Records supplied:
▬▬▬
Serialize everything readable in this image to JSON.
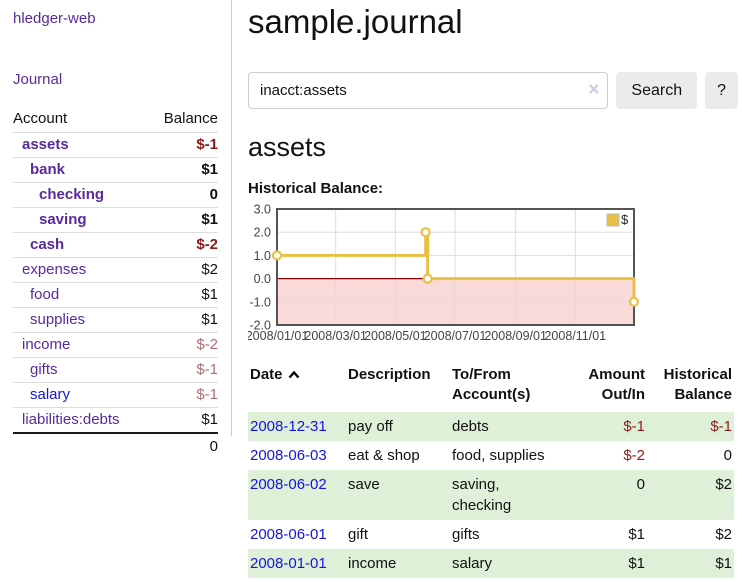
{
  "colors": {
    "link_purple": "#5a2a9a",
    "link_blue": "#1414e0",
    "negative_strong": "#8b1a1a",
    "negative_faded": "#b36d72",
    "row_stripe_green": "#dff0d8",
    "chart_gold": "#e9c046",
    "chart_negative_fill": "#fad9d9",
    "chart_zero_line": "#8b0000"
  },
  "sidebar": {
    "brand": "hledger-web",
    "nav_journal": "Journal",
    "account_header": "Account",
    "balance_header": "Balance",
    "accounts": [
      {
        "name": "assets",
        "balance": "$-1",
        "depth": 1,
        "bold": true,
        "balance_class": "neg-strong",
        "link_class": "acct-visited"
      },
      {
        "name": "bank",
        "balance": "$1",
        "depth": 2,
        "bold": true,
        "balance_class": "",
        "link_class": "acct-visited"
      },
      {
        "name": "checking",
        "balance": "0",
        "depth": 3,
        "bold": true,
        "balance_class": "",
        "link_class": "acct-visited"
      },
      {
        "name": "saving",
        "balance": "$1",
        "depth": 3,
        "bold": true,
        "balance_class": "",
        "link_class": "acct-visited"
      },
      {
        "name": "cash",
        "balance": "$-2",
        "depth": 2,
        "bold": true,
        "balance_class": "neg-strong",
        "link_class": "acct-visited"
      },
      {
        "name": "expenses",
        "balance": "$2",
        "depth": 1,
        "bold": false,
        "balance_class": "",
        "link_class": "acct-visited"
      },
      {
        "name": "food",
        "balance": "$1",
        "depth": 2,
        "bold": false,
        "balance_class": "",
        "link_class": "acct-visited"
      },
      {
        "name": "supplies",
        "balance": "$1",
        "depth": 2,
        "bold": false,
        "balance_class": "",
        "link_class": "acct-visited"
      },
      {
        "name": "income",
        "balance": "$-2",
        "depth": 1,
        "bold": false,
        "balance_class": "neg-faded",
        "link_class": "acct-visited"
      },
      {
        "name": "gifts",
        "balance": "$-1",
        "depth": 2,
        "bold": false,
        "balance_class": "neg-faded",
        "link_class": "acct-visited"
      },
      {
        "name": "salary",
        "balance": "$-1",
        "depth": 2,
        "bold": false,
        "balance_class": "neg-faded",
        "link_class": "acct-unvisited"
      },
      {
        "name": "liabilities:debts",
        "balance": "$1",
        "depth": 1,
        "bold": false,
        "balance_class": "",
        "link_class": "acct-visited",
        "last": true
      }
    ],
    "total": "0"
  },
  "main": {
    "title": "sample.journal",
    "search": {
      "value": "inacct:assets",
      "clear_icon": "×",
      "search_button": "Search",
      "help_button": "?"
    },
    "account_heading": "assets",
    "chart_label": "Historical Balance:"
  },
  "chart_data": {
    "type": "line",
    "title": "Historical Balance:",
    "steps": true,
    "x_start": "2008-01-01",
    "x_span_days": 365,
    "ylim": [
      -2,
      3
    ],
    "y_ticks": [
      "3.0",
      "2.0",
      "1.0",
      "0.0",
      "-1.0",
      "-2.0"
    ],
    "x_ticks": [
      "2008/01/01",
      "2008/03/01",
      "2008/05/01",
      "2008/07/01",
      "2008/09/01",
      "2008/11/01"
    ],
    "grid": true,
    "legend": {
      "label": "$",
      "position": "top-right"
    },
    "series": [
      {
        "name": "$",
        "color": "#e9c046",
        "points": [
          [
            "2008-01-01",
            1
          ],
          [
            "2008-06-01",
            2
          ],
          [
            "2008-06-03",
            0
          ],
          [
            "2008-12-31",
            -1
          ]
        ]
      }
    ]
  },
  "register": {
    "headers": {
      "date": "Date",
      "description": "Description",
      "accounts": "To/From Account(s)",
      "amount": "Amount Out/In",
      "balance": "Historical Balance"
    },
    "sort_icon": "chevron-up",
    "rows": [
      {
        "date": "2008-12-31",
        "description": "pay off",
        "accounts": "debts",
        "amount": "$-1",
        "amount_class": "neg-strong",
        "balance": "$-1",
        "balance_class": "neg-strong"
      },
      {
        "date": "2008-06-03",
        "description": "eat & shop",
        "accounts": "food, supplies",
        "amount": "$-2",
        "amount_class": "neg-strong",
        "balance": "0",
        "balance_class": ""
      },
      {
        "date": "2008-06-02",
        "description": "save",
        "accounts": "saving, checking",
        "amount": "0",
        "amount_class": "",
        "balance": "$2",
        "balance_class": ""
      },
      {
        "date": "2008-06-01",
        "description": "gift",
        "accounts": "gifts",
        "amount": "$1",
        "amount_class": "",
        "balance": "$2",
        "balance_class": ""
      },
      {
        "date": "2008-01-01",
        "description": "income",
        "accounts": "salary",
        "amount": "$1",
        "amount_class": "",
        "balance": "$1",
        "balance_class": ""
      }
    ]
  }
}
▬▬▬
Your instructions:
Report how many lines of the entries hold the string "date". Provide the number alone.

Exercise output:
6